INSTRUCTION: The data must be returned in full and exactly as given.

(Structured figure records)
= = = = = = =
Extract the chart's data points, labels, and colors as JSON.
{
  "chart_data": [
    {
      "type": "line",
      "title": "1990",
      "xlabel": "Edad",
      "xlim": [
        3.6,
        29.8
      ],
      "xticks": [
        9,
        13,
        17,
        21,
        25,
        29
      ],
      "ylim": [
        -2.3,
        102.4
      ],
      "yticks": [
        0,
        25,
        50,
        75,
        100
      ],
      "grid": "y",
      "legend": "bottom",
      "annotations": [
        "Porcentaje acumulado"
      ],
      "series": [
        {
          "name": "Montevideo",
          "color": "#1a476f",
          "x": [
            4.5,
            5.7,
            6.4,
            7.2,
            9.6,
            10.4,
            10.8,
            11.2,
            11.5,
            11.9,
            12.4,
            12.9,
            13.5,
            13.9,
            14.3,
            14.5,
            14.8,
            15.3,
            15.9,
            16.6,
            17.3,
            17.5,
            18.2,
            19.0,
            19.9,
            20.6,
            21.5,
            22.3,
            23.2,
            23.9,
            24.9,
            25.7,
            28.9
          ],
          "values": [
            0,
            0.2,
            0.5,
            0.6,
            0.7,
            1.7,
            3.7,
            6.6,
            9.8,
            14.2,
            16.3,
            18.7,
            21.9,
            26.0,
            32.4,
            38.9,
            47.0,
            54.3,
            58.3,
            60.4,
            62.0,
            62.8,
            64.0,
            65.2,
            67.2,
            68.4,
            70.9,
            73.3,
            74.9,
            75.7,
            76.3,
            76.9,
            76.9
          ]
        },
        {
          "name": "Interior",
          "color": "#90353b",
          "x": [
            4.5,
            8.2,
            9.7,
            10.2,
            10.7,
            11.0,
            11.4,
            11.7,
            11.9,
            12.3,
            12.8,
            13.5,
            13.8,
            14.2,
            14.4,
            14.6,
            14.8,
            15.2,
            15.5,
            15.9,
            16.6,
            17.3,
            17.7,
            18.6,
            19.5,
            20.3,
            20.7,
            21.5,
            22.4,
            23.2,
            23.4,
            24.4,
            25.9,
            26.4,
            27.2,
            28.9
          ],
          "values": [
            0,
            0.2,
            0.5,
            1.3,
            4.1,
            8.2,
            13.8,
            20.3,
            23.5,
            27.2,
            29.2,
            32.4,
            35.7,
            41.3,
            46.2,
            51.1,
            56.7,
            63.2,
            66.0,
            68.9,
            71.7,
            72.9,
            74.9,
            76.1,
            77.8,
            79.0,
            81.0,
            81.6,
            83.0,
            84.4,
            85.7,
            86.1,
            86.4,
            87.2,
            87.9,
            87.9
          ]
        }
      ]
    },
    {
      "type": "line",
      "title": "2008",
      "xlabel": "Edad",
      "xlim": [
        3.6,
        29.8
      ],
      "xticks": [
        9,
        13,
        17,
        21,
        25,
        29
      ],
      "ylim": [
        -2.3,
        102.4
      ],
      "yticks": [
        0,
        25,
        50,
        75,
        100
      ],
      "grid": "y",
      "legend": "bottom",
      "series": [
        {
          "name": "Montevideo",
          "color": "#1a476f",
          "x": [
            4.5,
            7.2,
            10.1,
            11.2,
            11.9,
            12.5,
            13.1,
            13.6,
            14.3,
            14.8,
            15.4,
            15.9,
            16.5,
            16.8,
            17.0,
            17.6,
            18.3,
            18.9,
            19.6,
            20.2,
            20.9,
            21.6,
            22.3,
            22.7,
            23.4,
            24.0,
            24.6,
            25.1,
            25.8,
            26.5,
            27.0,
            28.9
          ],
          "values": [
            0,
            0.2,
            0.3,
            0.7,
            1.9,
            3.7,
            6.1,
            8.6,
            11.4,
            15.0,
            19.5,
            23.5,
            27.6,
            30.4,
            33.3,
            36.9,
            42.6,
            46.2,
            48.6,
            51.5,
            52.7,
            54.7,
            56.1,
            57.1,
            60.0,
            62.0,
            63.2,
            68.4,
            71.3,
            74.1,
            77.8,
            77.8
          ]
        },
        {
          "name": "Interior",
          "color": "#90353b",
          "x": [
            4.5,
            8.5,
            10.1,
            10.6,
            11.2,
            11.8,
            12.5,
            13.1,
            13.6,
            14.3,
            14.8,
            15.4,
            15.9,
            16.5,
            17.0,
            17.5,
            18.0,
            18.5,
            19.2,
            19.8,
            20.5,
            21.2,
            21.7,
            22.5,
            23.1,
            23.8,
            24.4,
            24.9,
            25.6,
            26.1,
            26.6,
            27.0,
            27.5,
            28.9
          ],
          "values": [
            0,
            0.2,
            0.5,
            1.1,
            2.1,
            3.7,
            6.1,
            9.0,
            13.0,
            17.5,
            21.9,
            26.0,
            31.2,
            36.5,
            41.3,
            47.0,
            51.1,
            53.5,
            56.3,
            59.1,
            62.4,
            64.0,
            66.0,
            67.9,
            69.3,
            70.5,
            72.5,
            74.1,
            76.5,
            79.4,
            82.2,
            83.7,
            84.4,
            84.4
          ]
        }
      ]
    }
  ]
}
= = = = = = =
THE ANSWER:
Extract the chart's data points, labels, and colors as JSON.
{
  "chart_data": [
    {
      "type": "line",
      "title": "1990",
      "xlabel": "Edad",
      "xlim": [
        3.6,
        29.8
      ],
      "xticks": [
        9,
        13,
        17,
        21,
        25,
        29
      ],
      "ylim": [
        -2.3,
        102.4
      ],
      "yticks": [
        0,
        25,
        50,
        75,
        100
      ],
      "grid": "y",
      "legend": "bottom",
      "annotations": [
        "Porcentaje acumulado"
      ],
      "series": [
        {
          "name": "Montevideo",
          "color": "#1a476f",
          "x": [
            4.5,
            5.7,
            6.4,
            7.2,
            9.6,
            10.4,
            10.8,
            11.2,
            11.5,
            11.9,
            12.4,
            12.9,
            13.5,
            13.9,
            14.3,
            14.5,
            14.8,
            15.3,
            15.9,
            16.6,
            17.3,
            17.5,
            18.2,
            19.0,
            19.9,
            20.6,
            21.5,
            22.3,
            23.2,
            23.9,
            24.9,
            25.7,
            28.9
          ],
          "values": [
            0,
            0.2,
            0.5,
            0.6,
            0.7,
            1.7,
            3.7,
            6.6,
            9.8,
            14.2,
            16.3,
            18.7,
            21.9,
            26.0,
            32.4,
            38.9,
            47.0,
            54.3,
            58.3,
            60.4,
            62.0,
            62.8,
            64.0,
            65.2,
            67.2,
            68.4,
            70.9,
            73.3,
            74.9,
            75.7,
            76.3,
            76.9,
            76.9
          ]
        },
        {
          "name": "Interior",
          "color": "#90353b",
          "x": [
            4.5,
            8.2,
            9.7,
            10.2,
            10.7,
            11.0,
            11.4,
            11.7,
            11.9,
            12.3,
            12.8,
            13.5,
            13.8,
            14.2,
            14.4,
            14.6,
            14.8,
            15.2,
            15.5,
            15.9,
            16.6,
            17.3,
            17.7,
            18.6,
            19.5,
            20.3,
            20.7,
            21.5,
            22.4,
            23.2,
            23.4,
            24.4,
            25.9,
            26.4,
            27.2,
            28.9
          ],
          "values": [
            0,
            0.2,
            0.5,
            1.3,
            4.1,
            8.2,
            13.8,
            20.3,
            23.5,
            27.2,
            29.2,
            32.4,
            35.7,
            41.3,
            46.2,
            51.1,
            56.7,
            63.2,
            66.0,
            68.9,
            71.7,
            72.9,
            74.9,
            76.1,
            77.8,
            79.0,
            81.0,
            81.6,
            83.0,
            84.4,
            85.7,
            86.1,
            86.4,
            87.2,
            87.9,
            87.9
          ]
        }
      ]
    },
    {
      "type": "line",
      "title": "2008",
      "xlabel": "Edad",
      "xlim": [
        3.6,
        29.8
      ],
      "xticks": [
        9,
        13,
        17,
        21,
        25,
        29
      ],
      "ylim": [
        -2.3,
        102.4
      ],
      "yticks": [
        0,
        25,
        50,
        75,
        100
      ],
      "grid": "y",
      "legend": "bottom",
      "series": [
        {
          "name": "Montevideo",
          "color": "#1a476f",
          "x": [
            4.5,
            7.2,
            10.1,
            11.2,
            11.9,
            12.5,
            13.1,
            13.6,
            14.3,
            14.8,
            15.4,
            15.9,
            16.5,
            16.8,
            17.0,
            17.6,
            18.3,
            18.9,
            19.6,
            20.2,
            20.9,
            21.6,
            22.3,
            22.7,
            23.4,
            24.0,
            24.6,
            25.1,
            25.8,
            26.5,
            27.0,
            28.9
          ],
          "values": [
            0,
            0.2,
            0.3,
            0.7,
            1.9,
            3.7,
            6.1,
            8.6,
            11.4,
            15.0,
            19.5,
            23.5,
            27.6,
            30.4,
            33.3,
            36.9,
            42.6,
            46.2,
            48.6,
            51.5,
            52.7,
            54.7,
            56.1,
            57.1,
            60.0,
            62.0,
            63.2,
            68.4,
            71.3,
            74.1,
            77.8,
            77.8
          ]
        },
        {
          "name": "Interior",
          "color": "#90353b",
          "x": [
            4.5,
            8.5,
            10.1,
            10.6,
            11.2,
            11.8,
            12.5,
            13.1,
            13.6,
            14.3,
            14.8,
            15.4,
            15.9,
            16.5,
            17.0,
            17.5,
            18.0,
            18.5,
            19.2,
            19.8,
            20.5,
            21.2,
            21.7,
            22.5,
            23.1,
            23.8,
            24.4,
            24.9,
            25.6,
            26.1,
            26.6,
            27.0,
            27.5,
            28.9
          ],
          "values": [
            0,
            0.2,
            0.5,
            1.1,
            2.1,
            3.7,
            6.1,
            9.0,
            13.0,
            17.5,
            21.9,
            26.0,
            31.2,
            36.5,
            41.3,
            47.0,
            51.1,
            53.5,
            56.3,
            59.1,
            62.4,
            64.0,
            66.0,
            67.9,
            69.3,
            70.5,
            72.5,
            74.1,
            76.5,
            79.4,
            82.2,
            83.7,
            84.4,
            84.4
          ]
        }
      ]
    }
  ]
}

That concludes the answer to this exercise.